# Short problem
Pictures in the data below are not part of the copy; transcribe everything else exactly.

# Data to use

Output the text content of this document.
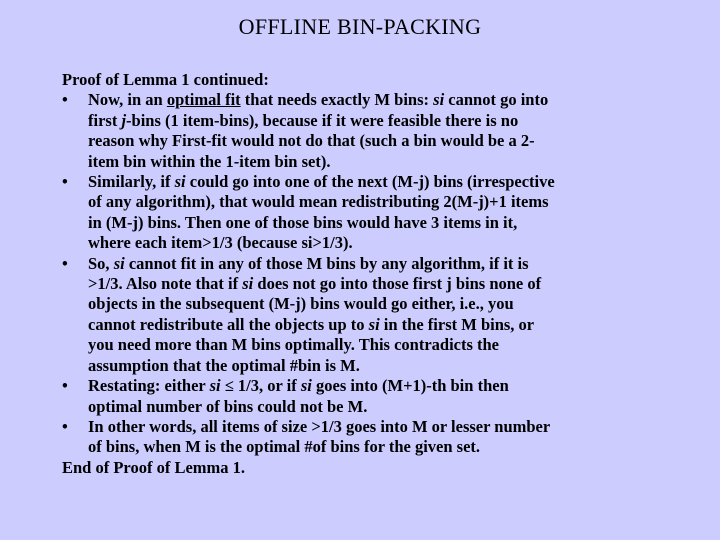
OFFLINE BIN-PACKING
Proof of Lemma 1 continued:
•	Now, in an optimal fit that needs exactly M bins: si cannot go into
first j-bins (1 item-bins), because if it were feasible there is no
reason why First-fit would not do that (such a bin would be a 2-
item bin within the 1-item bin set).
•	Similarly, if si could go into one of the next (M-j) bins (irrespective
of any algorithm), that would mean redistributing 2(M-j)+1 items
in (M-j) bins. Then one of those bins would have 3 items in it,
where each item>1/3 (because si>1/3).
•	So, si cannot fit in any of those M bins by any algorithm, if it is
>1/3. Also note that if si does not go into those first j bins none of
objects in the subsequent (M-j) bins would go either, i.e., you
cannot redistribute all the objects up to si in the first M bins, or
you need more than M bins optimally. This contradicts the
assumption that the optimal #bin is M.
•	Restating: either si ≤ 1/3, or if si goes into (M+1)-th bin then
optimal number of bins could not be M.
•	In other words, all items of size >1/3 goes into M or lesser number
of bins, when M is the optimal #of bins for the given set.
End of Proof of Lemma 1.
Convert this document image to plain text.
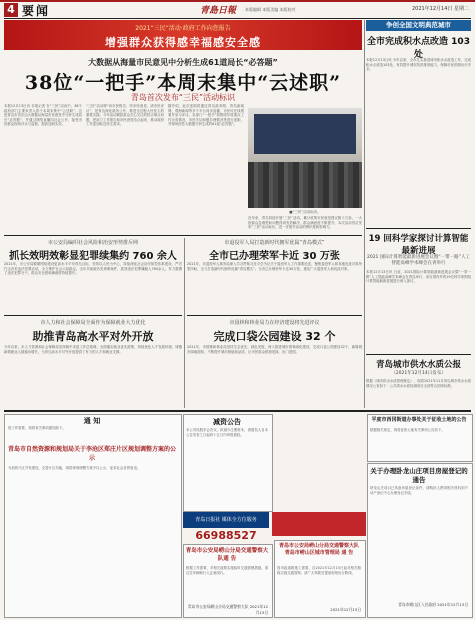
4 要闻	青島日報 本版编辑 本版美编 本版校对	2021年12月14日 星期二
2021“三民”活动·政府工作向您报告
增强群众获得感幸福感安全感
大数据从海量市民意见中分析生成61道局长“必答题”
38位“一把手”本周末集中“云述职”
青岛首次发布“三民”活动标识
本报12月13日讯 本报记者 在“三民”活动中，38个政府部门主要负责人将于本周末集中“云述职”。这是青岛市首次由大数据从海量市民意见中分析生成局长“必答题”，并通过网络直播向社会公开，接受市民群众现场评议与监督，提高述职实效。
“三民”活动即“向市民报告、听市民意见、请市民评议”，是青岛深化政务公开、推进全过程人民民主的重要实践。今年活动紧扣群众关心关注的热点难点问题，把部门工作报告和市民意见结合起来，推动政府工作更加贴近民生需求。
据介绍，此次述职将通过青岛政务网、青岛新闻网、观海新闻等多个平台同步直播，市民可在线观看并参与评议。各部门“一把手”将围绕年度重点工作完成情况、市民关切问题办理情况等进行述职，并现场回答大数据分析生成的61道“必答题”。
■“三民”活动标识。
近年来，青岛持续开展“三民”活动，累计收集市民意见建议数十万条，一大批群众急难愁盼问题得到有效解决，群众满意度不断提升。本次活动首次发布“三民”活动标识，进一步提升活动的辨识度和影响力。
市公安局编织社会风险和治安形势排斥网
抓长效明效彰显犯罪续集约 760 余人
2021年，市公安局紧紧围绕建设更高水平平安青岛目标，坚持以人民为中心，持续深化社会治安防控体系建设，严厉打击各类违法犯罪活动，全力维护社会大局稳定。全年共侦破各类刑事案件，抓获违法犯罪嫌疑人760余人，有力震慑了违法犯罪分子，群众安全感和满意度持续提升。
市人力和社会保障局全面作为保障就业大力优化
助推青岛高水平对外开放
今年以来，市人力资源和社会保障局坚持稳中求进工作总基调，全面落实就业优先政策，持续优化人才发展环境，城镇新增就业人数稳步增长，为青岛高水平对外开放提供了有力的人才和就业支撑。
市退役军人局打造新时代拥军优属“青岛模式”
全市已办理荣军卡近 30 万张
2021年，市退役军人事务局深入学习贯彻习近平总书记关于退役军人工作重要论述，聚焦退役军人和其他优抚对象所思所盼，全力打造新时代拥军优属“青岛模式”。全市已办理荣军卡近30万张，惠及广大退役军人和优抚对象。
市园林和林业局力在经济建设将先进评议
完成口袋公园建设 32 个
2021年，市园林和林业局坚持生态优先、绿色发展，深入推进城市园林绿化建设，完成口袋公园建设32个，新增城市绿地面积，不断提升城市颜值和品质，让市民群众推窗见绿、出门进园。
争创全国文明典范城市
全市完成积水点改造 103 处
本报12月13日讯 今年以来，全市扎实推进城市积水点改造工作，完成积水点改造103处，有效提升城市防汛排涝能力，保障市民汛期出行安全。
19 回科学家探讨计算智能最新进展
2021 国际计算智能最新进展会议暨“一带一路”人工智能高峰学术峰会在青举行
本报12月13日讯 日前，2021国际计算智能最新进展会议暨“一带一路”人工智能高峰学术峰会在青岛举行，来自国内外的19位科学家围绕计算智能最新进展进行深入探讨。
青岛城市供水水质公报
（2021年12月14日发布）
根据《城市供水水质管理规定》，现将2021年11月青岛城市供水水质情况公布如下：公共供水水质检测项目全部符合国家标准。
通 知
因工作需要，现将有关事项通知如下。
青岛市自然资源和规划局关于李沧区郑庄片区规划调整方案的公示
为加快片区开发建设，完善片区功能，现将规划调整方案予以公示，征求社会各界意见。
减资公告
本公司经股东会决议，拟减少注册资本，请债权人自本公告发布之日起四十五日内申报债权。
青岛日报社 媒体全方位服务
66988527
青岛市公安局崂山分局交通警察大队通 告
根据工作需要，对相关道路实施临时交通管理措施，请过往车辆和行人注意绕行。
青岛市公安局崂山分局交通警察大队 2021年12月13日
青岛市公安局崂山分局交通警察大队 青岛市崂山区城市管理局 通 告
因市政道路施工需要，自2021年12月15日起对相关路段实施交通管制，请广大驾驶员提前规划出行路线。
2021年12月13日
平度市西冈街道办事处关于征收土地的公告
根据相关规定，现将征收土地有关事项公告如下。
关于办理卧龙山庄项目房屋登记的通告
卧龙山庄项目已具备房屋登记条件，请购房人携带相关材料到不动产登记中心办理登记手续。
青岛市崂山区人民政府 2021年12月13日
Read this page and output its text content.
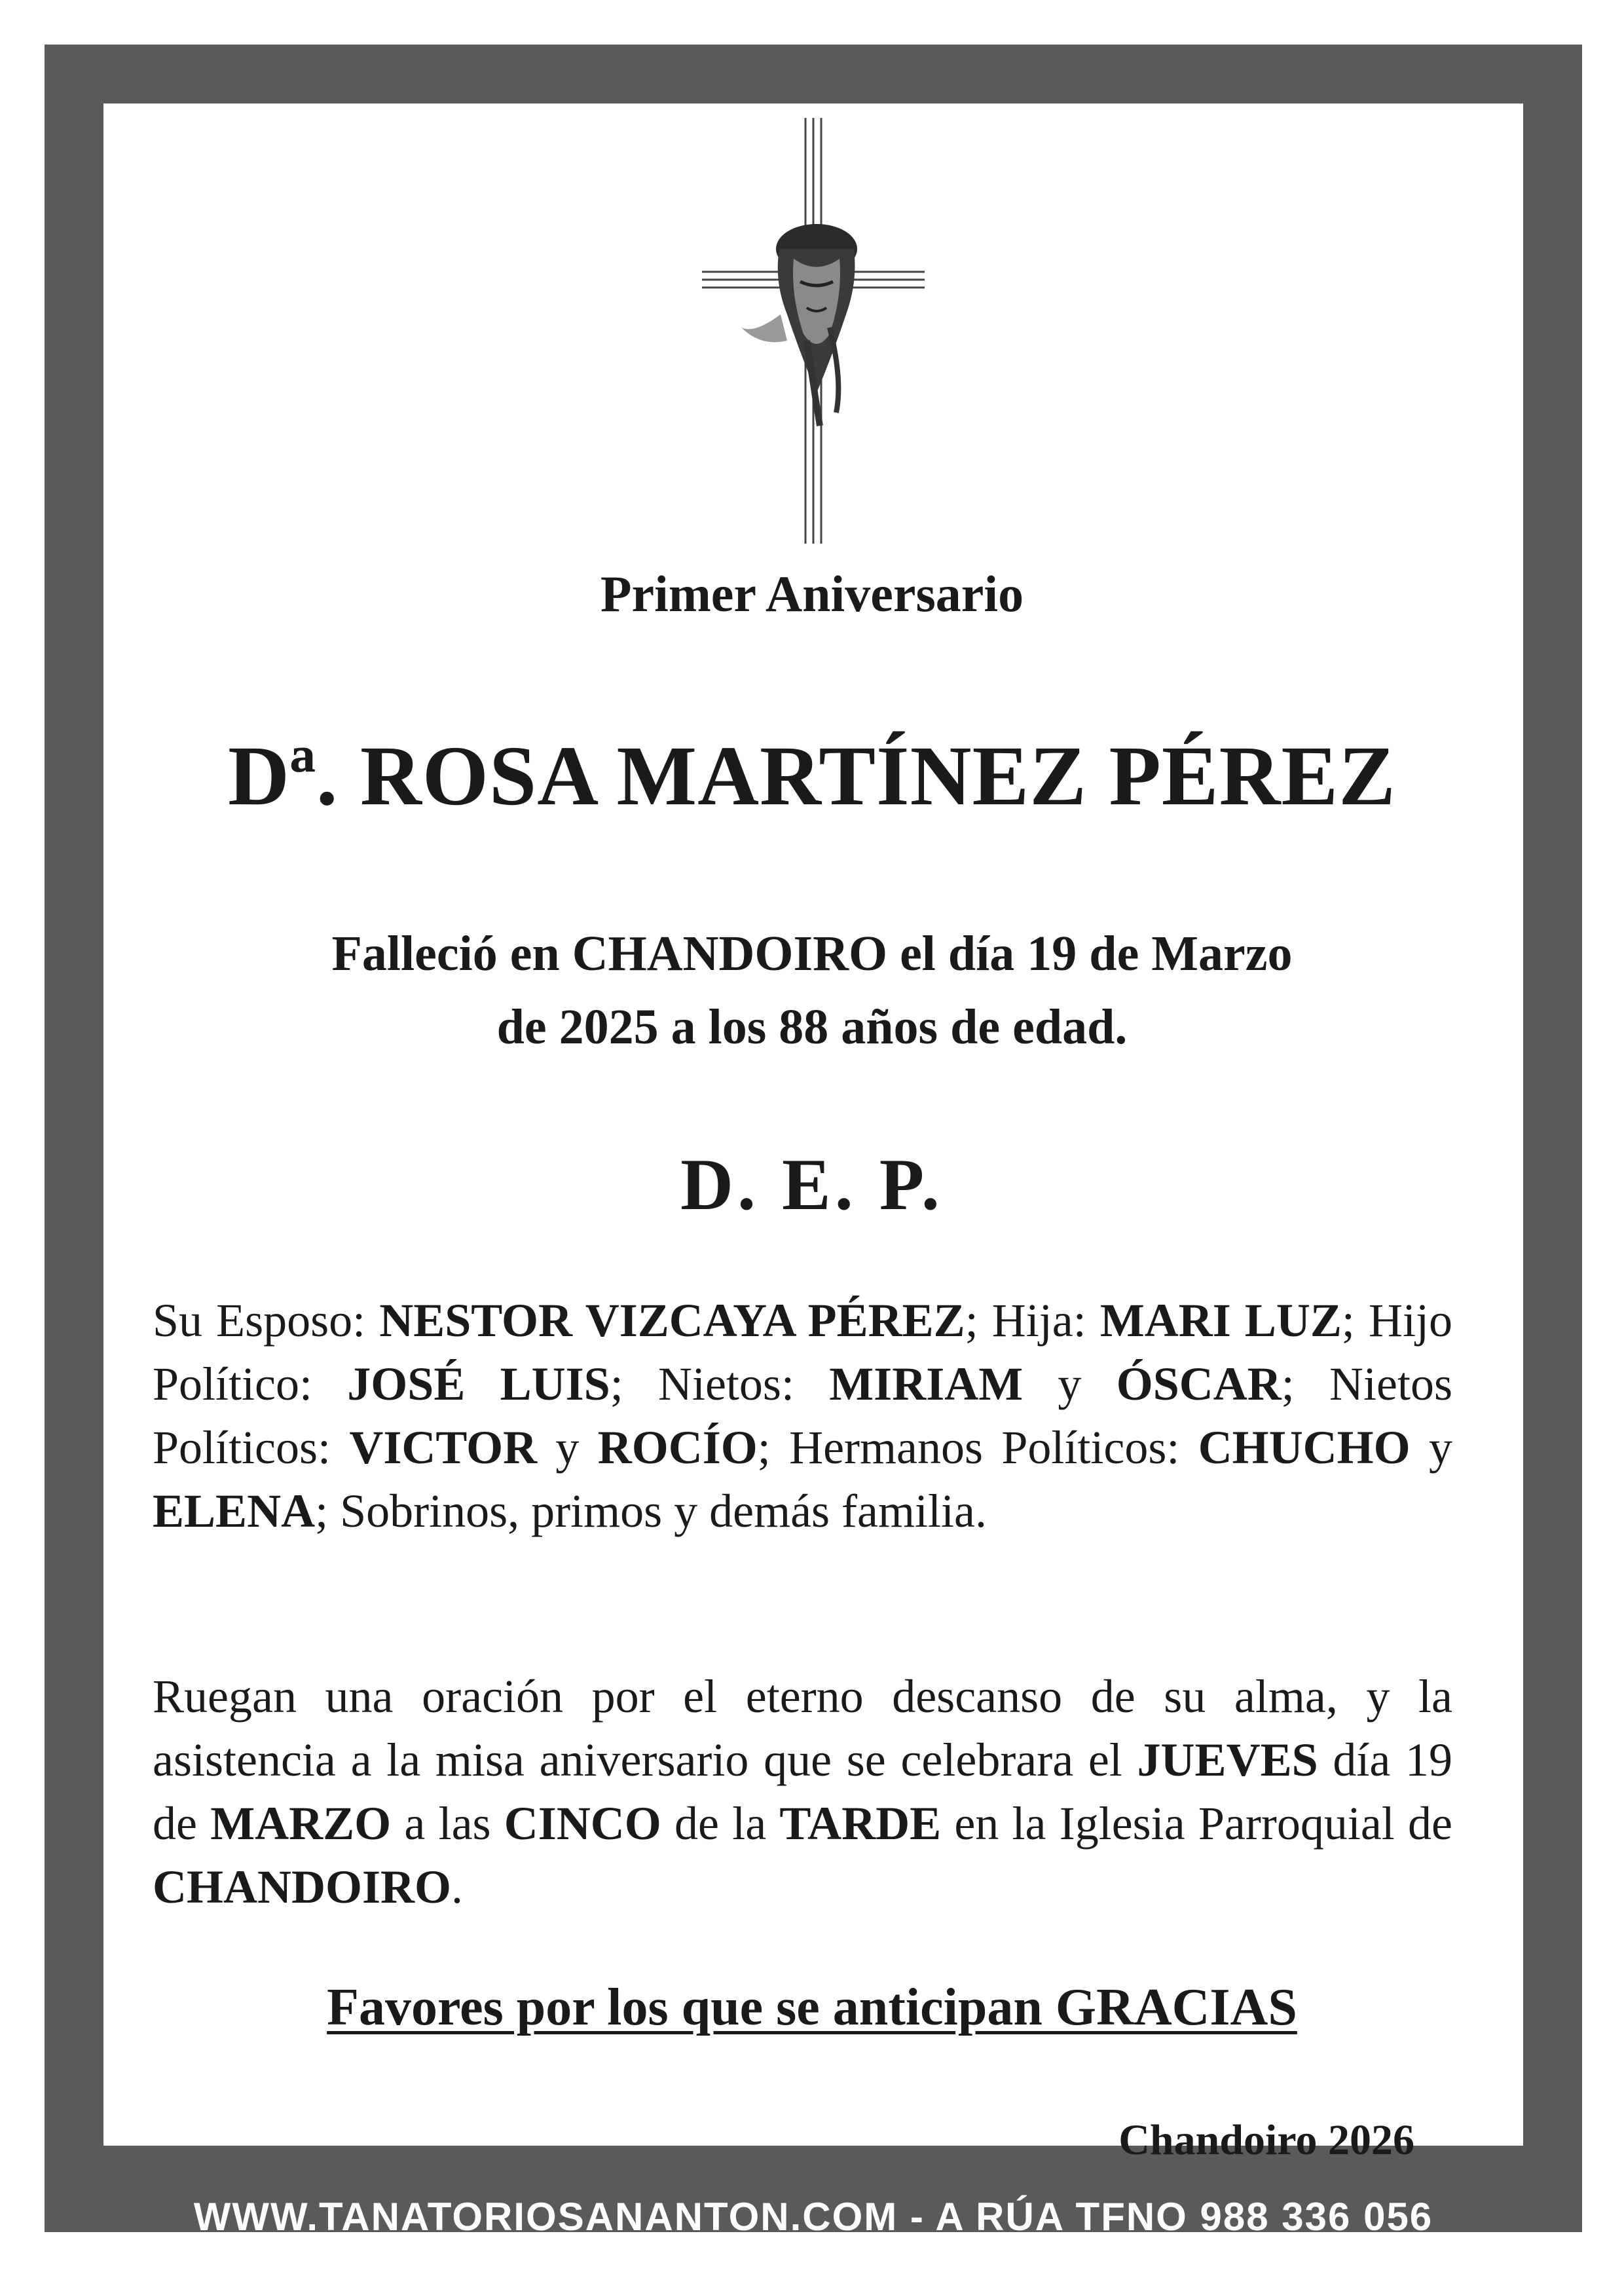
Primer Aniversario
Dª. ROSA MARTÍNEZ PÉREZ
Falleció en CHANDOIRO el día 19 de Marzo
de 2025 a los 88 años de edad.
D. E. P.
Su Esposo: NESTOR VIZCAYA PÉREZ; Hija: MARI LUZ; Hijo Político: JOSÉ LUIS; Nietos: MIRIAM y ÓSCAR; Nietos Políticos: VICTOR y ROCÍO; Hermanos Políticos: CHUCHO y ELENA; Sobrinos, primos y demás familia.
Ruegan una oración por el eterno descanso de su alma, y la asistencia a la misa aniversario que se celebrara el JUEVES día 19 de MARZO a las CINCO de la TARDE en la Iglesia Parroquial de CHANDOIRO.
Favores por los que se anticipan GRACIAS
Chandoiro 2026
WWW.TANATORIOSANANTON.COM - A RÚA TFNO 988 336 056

# Output for this exercise
Output the text content of this document.
OFFLINE BIN-PACKING
Proof of Lemma 1 continued:
•	Now, in an optimal fit that needs exactly M bins: si cannot go into
first j-bins (1 item-bins), because if it were feasible there is no
reason why First-fit would not do that (such a bin would be a 2-
item bin within the 1-item bin set).
•	Similarly, if si could go into one of the next (M-j) bins (irrespective
of any algorithm), that would mean redistributing 2(M-j)+1 items
in (M-j) bins. Then one of those bins would have 3 items in it,
where each item>1/3 (because si>1/3).
•	So, si cannot fit in any of those M bins by any algorithm, if it is
>1/3. Also note that if si does not go into those first j bins none of
objects in the subsequent (M-j) bins would go either, i.e., you
cannot redistribute all the objects up to si in the first M bins, or
you need more than M bins optimally. This contradicts the
assumption that the optimal #bin is M.
•	Restating: either si ≤ 1/3, or if si goes into (M+1)-th bin then
optimal number of bins could not be M.
•	In other words, all items of size >1/3 goes into M or lesser number
of bins, when M is the optimal #of bins for the given set.
End of Proof of Lemma 1.
Convert this document image to plain text.
4 要闻	青島日報 本版编辑 本版美编 本版校对	2021年12月14日 星期二
2021“三民”活动·政府工作向您报告
增强群众获得感幸福感安全感
大数据从海量市民意见中分析生成61道局长“必答题”
38位“一把手”本周末集中“云述职”
青岛首次发布“三民”活动标识
本报12月13日讯 本报记者 在“三民”活动中，38个政府部门主要负责人将于本周末集中“云述职”。这是青岛市首次由大数据从海量市民意见中分析生成局长“必答题”，并通过网络直播向社会公开，接受市民群众现场评议与监督，提高述职实效。
“三民”活动即“向市民报告、听市民意见、请市民评议”，是青岛深化政务公开、推进全过程人民民主的重要实践。今年活动紧扣群众关心关注的热点难点问题，把部门工作报告和市民意见结合起来，推动政府工作更加贴近民生需求。
据介绍，此次述职将通过青岛政务网、青岛新闻网、观海新闻等多个平台同步直播，市民可在线观看并参与评议。各部门“一把手”将围绕年度重点工作完成情况、市民关切问题办理情况等进行述职，并现场回答大数据分析生成的61道“必答题”。
■“三民”活动标识。
近年来，青岛持续开展“三民”活动，累计收集市民意见建议数十万条，一大批群众急难愁盼问题得到有效解决，群众满意度不断提升。本次活动首次发布“三民”活动标识，进一步提升活动的辨识度和影响力。
市公安局编织社会风险和治安形势排斥网
抓长效明效彰显犯罪续集约 760 余人
2021年，市公安局紧紧围绕建设更高水平平安青岛目标，坚持以人民为中心，持续深化社会治安防控体系建设，严厉打击各类违法犯罪活动，全力维护社会大局稳定。全年共侦破各类刑事案件，抓获违法犯罪嫌疑人760余人，有力震慑了违法犯罪分子，群众安全感和满意度持续提升。
市人力和社会保障局全面作为保障就业大力优化
助推青岛高水平对外开放
今年以来，市人力资源和社会保障局坚持稳中求进工作总基调，全面落实就业优先政策，持续优化人才发展环境，城镇新增就业人数稳步增长，为青岛高水平对外开放提供了有力的人才和就业支撑。
市退役军人局打造新时代拥军优属“青岛模式”
全市已办理荣军卡近 30 万张
2021年，市退役军人事务局深入学习贯彻习近平总书记关于退役军人工作重要论述，聚焦退役军人和其他优抚对象所思所盼，全力打造新时代拥军优属“青岛模式”。全市已办理荣军卡近30万张，惠及广大退役军人和优抚对象。
市园林和林业局力在经济建设将先进评议
完成口袋公园建设 32 个
2021年，市园林和林业局坚持生态优先、绿色发展，深入推进城市园林绿化建设，完成口袋公园建设32个，新增城市绿地面积，不断提升城市颜值和品质，让市民群众推窗见绿、出门进园。
争创全国文明典范城市
全市完成积水点改造 103 处
本报12月13日讯 今年以来，全市扎实推进城市积水点改造工作，完成积水点改造103处，有效提升城市防汛排涝能力，保障市民汛期出行安全。
19 回科学家探讨计算智能最新进展
2021 国际计算智能最新进展会议暨“一带一路”人工智能高峰学术峰会在青举行
本报12月13日讯 日前，2021国际计算智能最新进展会议暨“一带一路”人工智能高峰学术峰会在青岛举行，来自国内外的19位科学家围绕计算智能最新进展进行深入探讨。
青岛城市供水水质公报
（2021年12月14日发布）
根据《城市供水水质管理规定》，现将2021年11月青岛城市供水水质情况公布如下：公共供水水质检测项目全部符合国家标准。
通 知
因工作需要，现将有关事项通知如下。
青岛市自然资源和规划局关于李沧区郑庄片区规划调整方案的公示
为加快片区开发建设，完善片区功能，现将规划调整方案予以公示，征求社会各界意见。
减资公告
本公司经股东会决议，拟减少注册资本，请债权人自本公告发布之日起四十五日内申报债权。
青岛日报社 媒体全方位服务
66988527
青岛市公安局崂山分局交通警察大队通 告
根据工作需要，对相关道路实施临时交通管理措施，请过往车辆和行人注意绕行。
青岛市公安局崂山分局交通警察大队 2021年12月13日
青岛市公安局崂山分局交通警察大队 青岛市崂山区城市管理局 通 告
因市政道路施工需要，自2021年12月15日起对相关路段实施交通管制，请广大驾驶员提前规划出行路线。
2021年12月13日
平度市西冈街道办事处关于征收土地的公告
根据相关规定，现将征收土地有关事项公告如下。
关于办理卧龙山庄项目房屋登记的通告
卧龙山庄项目已具备房屋登记条件，请购房人携带相关材料到不动产登记中心办理登记手续。
青岛市崂山区人民政府 2021年12月13日
Read this page and output its text content.
Primer Aniversario
Dª. ROSA MARTÍNEZ PÉREZ
Falleció en CHANDOIRO el día 19 de Marzo
de 2025 a los 88 años de edad.
D. E. P.
Su Esposo: NESTOR VIZCAYA PÉREZ; Hija: MARI LUZ; Hijo Político: JOSÉ LUIS; Nietos: MIRIAM y ÓSCAR; Nietos Políticos: VICTOR y ROCÍO; Hermanos Políticos: CHUCHO y ELENA; Sobrinos, primos y demás familia.
Ruegan una oración por el eterno descanso de su alma, y la asistencia a la misa aniversario que se celebrara el JUEVES día 19 de MARZO a las CINCO de la TARDE en la Iglesia Parroquial de CHANDOIRO.
Favores por los que se anticipan GRACIAS
Chandoiro 2026
WWW.TANATORIOSANANTON.COM - A RÚA TFNO 988 336 056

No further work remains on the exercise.